• EXTRACTED TEXT:
______________________________

I am planning to build a new AMD Phenom II 1055T based system to replace my old system. I am not a gamer. I will be using this computer for downloading ripping and transcoding videos, using Handbrake to convert Bluray disks to x264 based mkv files, as well as converting videos from one format to another when needed. All this media eventually ends up on another computer - a Windows Home Server with lots of storage that gets viewed via a Popcorn Hour.
This system will, of course, also be used for conventional tasks: email, browsing, Word, Excel, etc. I am looking to future-proof this build as much as is reasonable. It would also be nice if this unit were relatively quiet. Any feedback, suggestions, criticism that anyone can offer would be appreciated. I have built one system before but am far from an expert.
------- Approximate Purchase Date: within the week. Budget Range: about $1000 but flexible System Usage: video encoding and transcoding, downloading and processing large files, surfing the internet, email, office-related tasks such as Excel, Word and Powerpoint. Parts Not Required: Internal Bluray Drive, 2 port eSATA PCIe card, keyboard, mouse, monitors, speakers Preferred Website(s) for Parts: Newegg, Amazon (but flexible) Country: USA Overclocking: Probably but not extreme. SLI or Crossfire: No Monitor Resolution: 2 monitors running at 1280x1024 32 bit. I might add a third monitor later.
Here is my current plan for the build (all links are to Amazon solely because that's where I put my wish list. I will probably buy at least the processor and motherboard from Newegg because of good experience with their support.)

______________________________

• LISTED RECORDS:
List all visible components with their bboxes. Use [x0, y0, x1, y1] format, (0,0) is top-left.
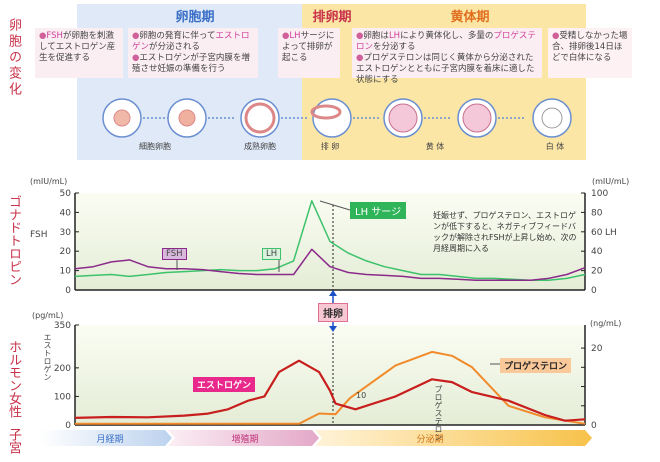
tick-label: 0 — [65, 421, 71, 431]
phase-proliferative — [168, 430, 319, 446]
phase-ovulatory: 排卵期 — [312, 10, 352, 25]
corpus-luteum-icon — [388, 103, 418, 133]
fsh-line — [74, 248, 586, 282]
ovulation-icon — [310, 104, 342, 120]
lh-legend: LH — [262, 248, 282, 260]
stage-label: 黄 体 — [425, 142, 445, 151]
tick-label: 80 — [591, 208, 603, 218]
tick-label: 0 — [591, 421, 597, 431]
lh-unit: (mIU/mL) — [592, 177, 630, 186]
tick-label: 40 — [591, 247, 603, 257]
tick-label: 0 — [65, 286, 71, 296]
corpus-albicans-icon — [541, 107, 563, 129]
tick-label: 10 — [60, 267, 72, 277]
note-lh: ●LHサージによって排卵が起こる — [278, 28, 340, 78]
uterus-label: 子宮 — [6, 428, 21, 454]
fsh-axis-label: FSH — [30, 230, 48, 240]
estrogen-line — [74, 359, 586, 422]
note-estrogen: ●卵胞の発育に伴ってエストロゲンが分泌される ●エストロゲンが子宮内膜を増殖させ妊… — [128, 28, 258, 78]
tick-label: 20 — [60, 247, 72, 257]
phase-menstrual-label: 月経期 — [96, 433, 123, 445]
phase-menstrual — [40, 430, 172, 446]
tick-label: 50 — [60, 189, 72, 199]
follicle-stages — [102, 98, 572, 138]
lh-axis-label: LH — [605, 228, 617, 238]
stage-label: 排 卵 — [320, 142, 340, 151]
tick-label: 40 — [60, 208, 72, 218]
fsh-legend: FSH — [162, 248, 187, 260]
phase-follicular: 卵胞期 — [175, 10, 215, 25]
note-progesterone: ●卵胞はLHにより黄体化し、多量のプロゲステロンを分泌する ●プロゲステロンは同じ… — [352, 28, 542, 85]
corpus-luteum-icon — [462, 103, 492, 133]
progesterone-line — [75, 350, 586, 425]
tick-label: 60 — [591, 228, 603, 238]
stage-label: 成熟卵胞 — [244, 142, 276, 151]
ovulation-label: 排卵 — [318, 303, 348, 322]
tick-label: 20 — [591, 344, 603, 354]
note-fsh: ●FSHが卵胞を刺激してエストロゲン産生を促進する — [35, 28, 123, 78]
progesterone-legend: プロゲステロン — [500, 358, 572, 373]
lh-surge-label: LH サージ — [350, 202, 407, 219]
stage-label: 細胞卵胞 — [139, 142, 171, 151]
tick-label: 200 — [54, 364, 71, 374]
tick-label: 100 — [591, 189, 608, 199]
tick-label: 20 — [591, 267, 603, 277]
feedback-note: 妊娠せず、プロゲステロン、エストロゲンが低下すると、ネガティブフィードバックが解… — [433, 211, 577, 253]
tick-label: 0 — [591, 286, 597, 296]
stage-label: 白 体 — [545, 142, 565, 151]
estrogen-legend: エストロゲン — [193, 377, 256, 392]
phase-luteal: 黄体期 — [450, 10, 490, 25]
phase-proliferative-label: 増殖期 — [231, 433, 258, 445]
mature-follicle-icon — [244, 102, 276, 134]
phase-secretory — [315, 430, 592, 446]
follicle-icon — [178, 109, 196, 127]
lh-line — [74, 200, 586, 282]
follicle-change-label: 卵胞の変化 — [6, 18, 21, 98]
follicle-icon — [113, 109, 131, 127]
phase-secretory-label: 分泌期 — [416, 433, 443, 445]
fsh-unit: (mIU/mL) — [30, 177, 68, 186]
chart2-plot-area — [75, 325, 585, 425]
estrogen-axis-label: エストロゲン — [43, 333, 52, 381]
gonadotropin-label: ゴナドトロピン — [6, 195, 21, 286]
tick-label: 350 — [54, 321, 71, 331]
note-corpus-albicans: ●受精しなかった場合、排卵後14日ほどで白体になる — [548, 28, 632, 78]
tick-label: 30 — [60, 228, 72, 238]
lh-surge-pointer — [319, 200, 351, 211]
tick-label: 100 — [54, 392, 71, 402]
progesterone-unit: (ng/mL) — [590, 319, 622, 328]
mid-tick-label: 10 — [356, 391, 367, 400]
female-hormone-label: ホルモン女性 — [6, 340, 21, 418]
estrogen-unit: (pg/mL) — [32, 311, 64, 320]
progesterone-axis-label: プロゲステロン — [434, 385, 443, 441]
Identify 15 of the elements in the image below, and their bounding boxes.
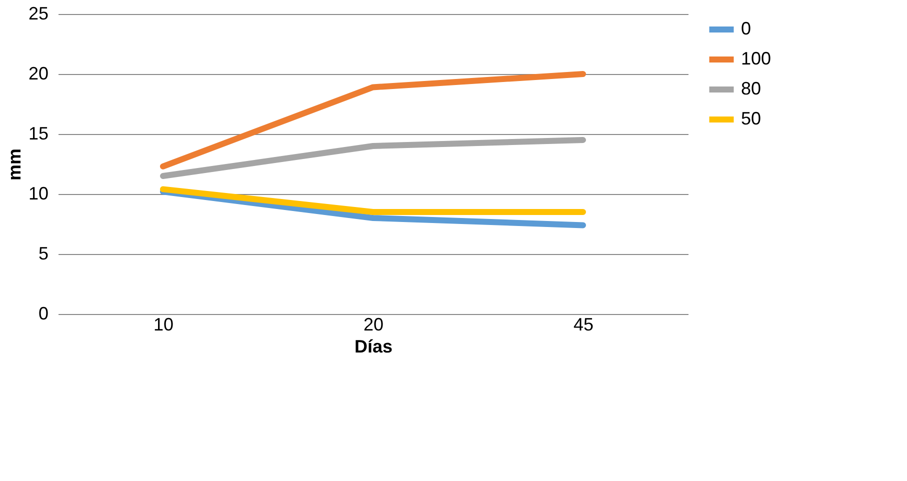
legend-label: 80 xyxy=(741,78,762,98)
y-tick-label: 10 xyxy=(28,184,48,204)
y-tick-label: 25 xyxy=(28,4,48,24)
x-tick-label: 45 xyxy=(573,314,594,334)
y-axis-title: mm xyxy=(4,148,24,181)
legend-label: 50 xyxy=(741,108,762,128)
x-tick-label: 20 xyxy=(363,314,384,334)
x-tick-label: 10 xyxy=(153,314,174,334)
y-tick-label: 15 xyxy=(28,124,48,144)
x-axis-title: Días xyxy=(354,336,393,356)
legend-label: 0 xyxy=(741,18,752,38)
legend-label: 100 xyxy=(741,48,772,68)
y-tick-label: 20 xyxy=(28,64,48,84)
y-tick-label: 5 xyxy=(38,244,48,264)
y-tick-label: 0 xyxy=(38,304,48,324)
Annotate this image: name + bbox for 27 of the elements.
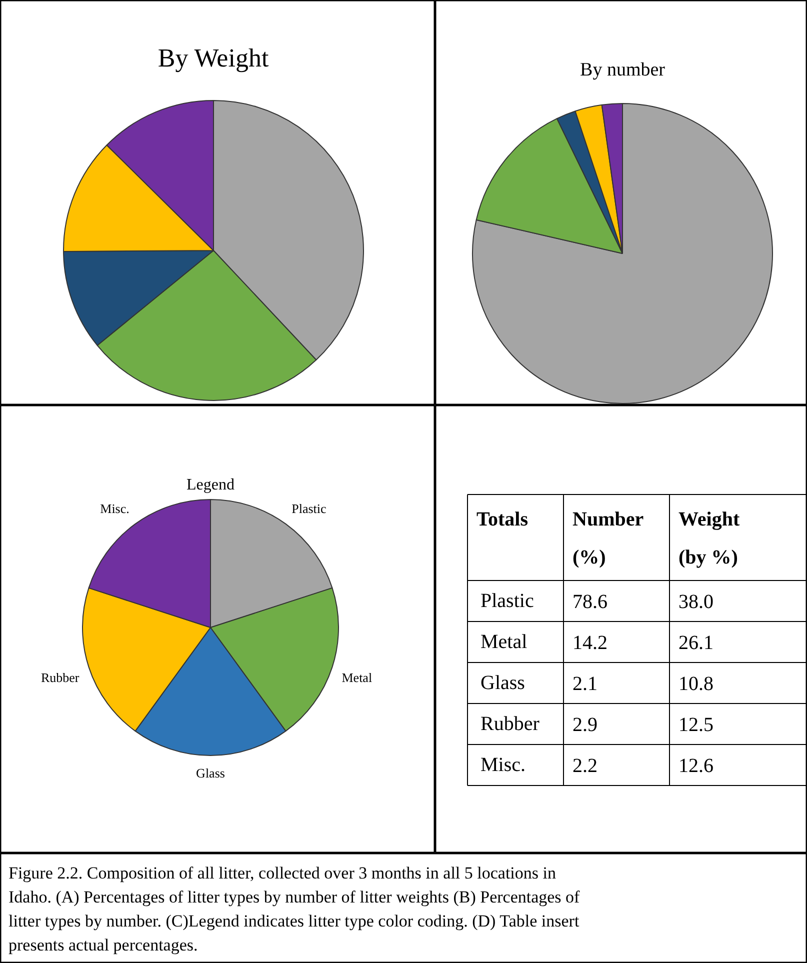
chart-title: By number bbox=[580, 60, 666, 80]
data-label: 26.1 bbox=[678, 632, 714, 654]
category-label: Rubber bbox=[480, 713, 540, 735]
data-label: 78.6 bbox=[572, 591, 608, 613]
slice-label: Rubber bbox=[40, 670, 80, 686]
data-label: 2.1 bbox=[572, 673, 598, 695]
data-label: 14.2 bbox=[572, 632, 608, 654]
data-label: 12.6 bbox=[678, 755, 714, 777]
data-label: 10.8 bbox=[678, 673, 714, 695]
slice-label: Misc. bbox=[100, 500, 130, 516]
series-label: Number (%) bbox=[572, 508, 644, 568]
slice-label: Plastic bbox=[292, 500, 327, 516]
text: Totals bbox=[476, 508, 528, 530]
data-label: 38.0 bbox=[678, 591, 714, 613]
slice-label: Metal bbox=[342, 670, 372, 686]
category-label: Misc. bbox=[480, 754, 526, 776]
category-label: Plastic bbox=[480, 590, 534, 612]
slice-label: Glass bbox=[196, 766, 225, 780]
text: Weight (by %) bbox=[678, 508, 740, 568]
chart-title: By Weight bbox=[158, 44, 270, 72]
category-label: Glass bbox=[480, 672, 526, 694]
data-label: 12.5 bbox=[678, 714, 714, 736]
data-label: 2.2 bbox=[572, 755, 598, 777]
caption: Figure 2.2. Composition of all litter, collected over 3 months in all 5 locations in Idaho. (A) Percentages of litter types by number of litter weights (B) Percentages of litter types by number. (C)Legend indicates litter type color coding. (D) Table insert presents actual percentages. bbox=[8, 864, 580, 954]
data-label: 2.9 bbox=[572, 714, 598, 736]
category-label: Metal bbox=[480, 631, 528, 653]
chart-title: Legend bbox=[186, 476, 234, 494]
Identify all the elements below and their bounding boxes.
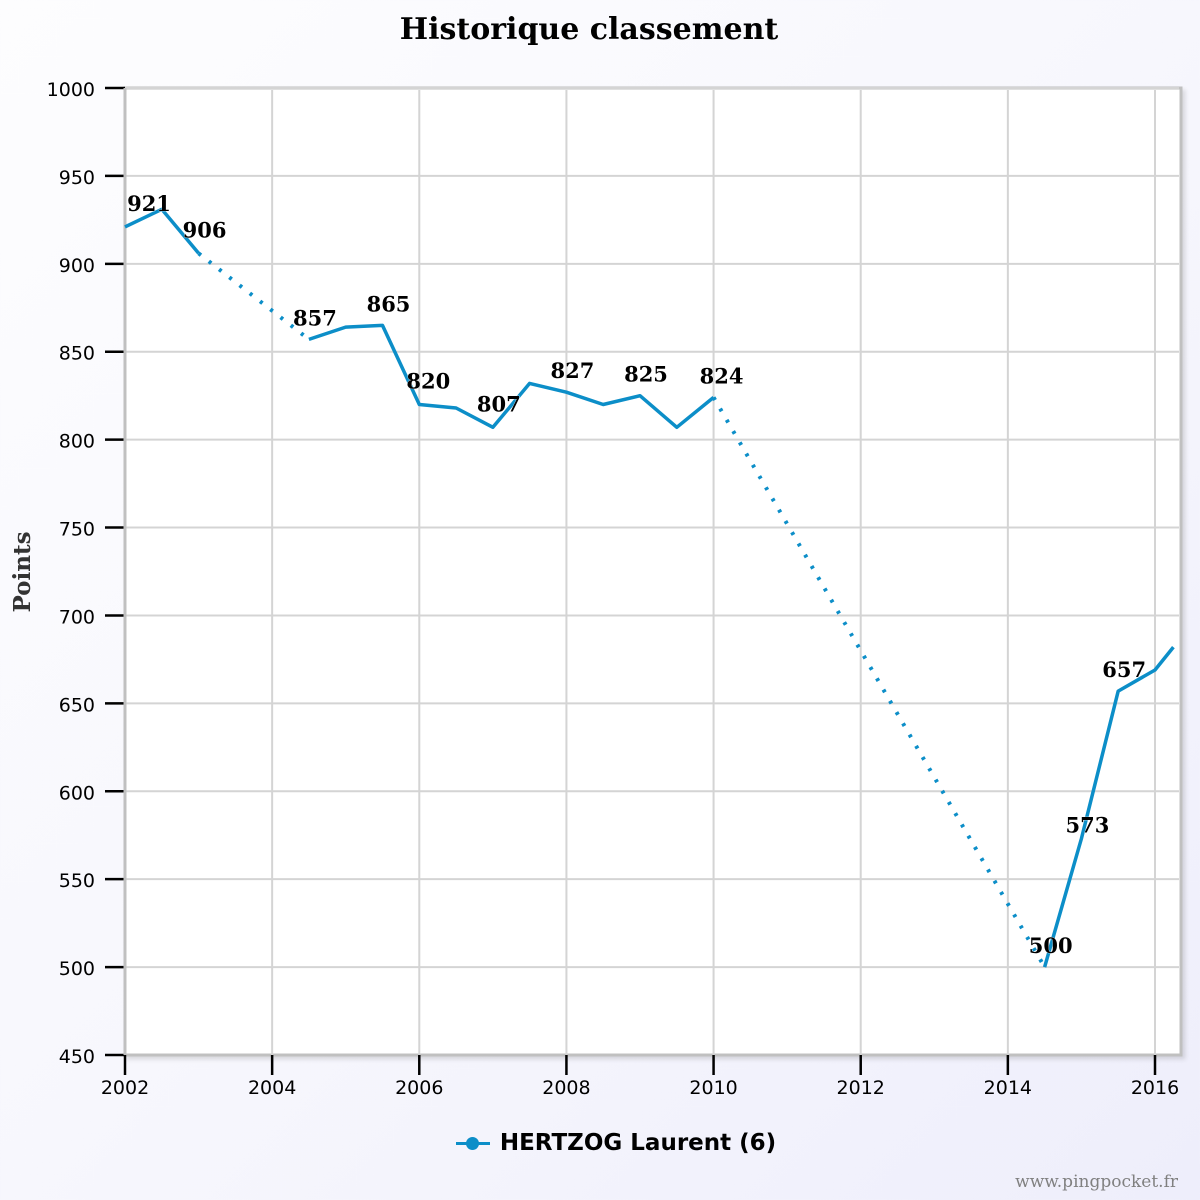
data-label: 857	[293, 305, 337, 330]
data-label: 906	[183, 217, 227, 242]
y-tick-label: 650	[59, 694, 95, 716]
y-tick-label: 900	[59, 255, 95, 277]
data-label: 921	[127, 191, 171, 216]
legend[interactable]: HERTZOG Laurent (6)	[0, 1130, 1200, 1156]
x-tick-label: 2010	[689, 1077, 737, 1099]
series-solid-line	[1042, 646, 1175, 968]
credit-link[interactable]: www.pingpocket.fr	[1015, 1172, 1178, 1192]
y-tick-label: 950	[59, 167, 95, 189]
y-tick-label: 700	[59, 606, 95, 628]
x-tick-label: 2008	[542, 1077, 590, 1099]
x-tick-label: 2012	[837, 1077, 885, 1099]
series-solid-line	[308, 323, 715, 430]
y-tick-label: 450	[59, 1046, 95, 1068]
y-tick-label: 550	[59, 870, 95, 892]
gridlines	[125, 87, 1179, 1055]
x-tick-label: 2014	[984, 1077, 1032, 1099]
y-tick-label: 500	[59, 958, 95, 980]
y-tick-label: 850	[59, 343, 95, 365]
data-label: 824	[700, 363, 744, 388]
y-tick-label: 750	[59, 519, 95, 541]
y-tick-label: 800	[59, 431, 95, 453]
x-tick-label: 2006	[395, 1077, 443, 1099]
data-label: 825	[624, 362, 668, 387]
plot-area	[123, 86, 1183, 1057]
data-label: 820	[406, 368, 450, 393]
series-line	[124, 207, 1175, 969]
x-tick-label: 2004	[248, 1077, 296, 1099]
series-solid-line	[124, 207, 200, 255]
data-label: 827	[551, 358, 595, 383]
y-axis-title: Points	[9, 531, 36, 612]
axes: 450 500 550 600 650 700 750 800 850 900 950 1000 200…	[47, 79, 1180, 1099]
data-label: 500	[1029, 933, 1073, 958]
y-tick-label: 1000	[47, 79, 95, 101]
data-label: 573	[1066, 813, 1110, 838]
legend-line-marker-icon	[455, 1136, 490, 1150]
data-label: 807	[477, 391, 521, 416]
y-tick-label: 600	[59, 782, 95, 804]
data-label: 657	[1102, 657, 1146, 682]
x-tick-label: 2016	[1131, 1077, 1179, 1099]
x-tick-label: 2002	[101, 1077, 149, 1099]
legend-label: HERTZOG Laurent (6)	[499, 1130, 777, 1156]
data-label: 865	[367, 291, 411, 316]
data-labels: 921 906 857 865 820 807 827 825 824 500 573 657	[127, 191, 1147, 959]
chart-title: Historique classement	[399, 12, 779, 47]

______________________________

• EXERCISE PROMPT:
Reproduce the AMD Phenom II build plan verbatim, from the first sentence to the last.

• ANSWER TO THIS TASK:
I am planning to build a new AMD Phenom II 1055T based system to replace my old system. I am not a gamer. I will be using this computer for downloading ripping and transcoding videos, using Handbrake to convert Bluray disks to x264 based mkv files, as well as converting videos from one format to another when needed. All this media eventually ends up on another computer - a Windows Home Server with lots of storage that gets viewed via a Popcorn Hour.
This system will, of course, also be used for conventional tasks: email, browsing, Word, Excel, etc. I am looking to future-proof this build as much as is reasonable. It would also be nice if this unit were relatively quiet. Any feedback, suggestions, criticism that anyone can offer would be appreciated. I have built one system before but am far from an expert.
------- Approximate Purchase Date: within the week. Budget Range: about $1000 but flexible System Usage: video encoding and transcoding, downloading and processing large files, surfing the internet, email, office-related tasks such as Excel, Word and Powerpoint. Parts Not Required: Internal Bluray Drive, 2 port eSATA PCIe card, keyboard, mouse, monitors, speakers Preferred Website(s) for Parts: Newegg, Amazon (but flexible) Country: USA Overclocking: Probably but not extreme. SLI or Crossfire: No Monitor Resolution: 2 monitors running at 1280x1024 32 bit. I might add a third monitor later.
Here is my current plan for the build (all links are to Amazon solely because that's where I put my wish list. I will probably buy at least the processor and motherboard from Newegg because of good experience with their support.)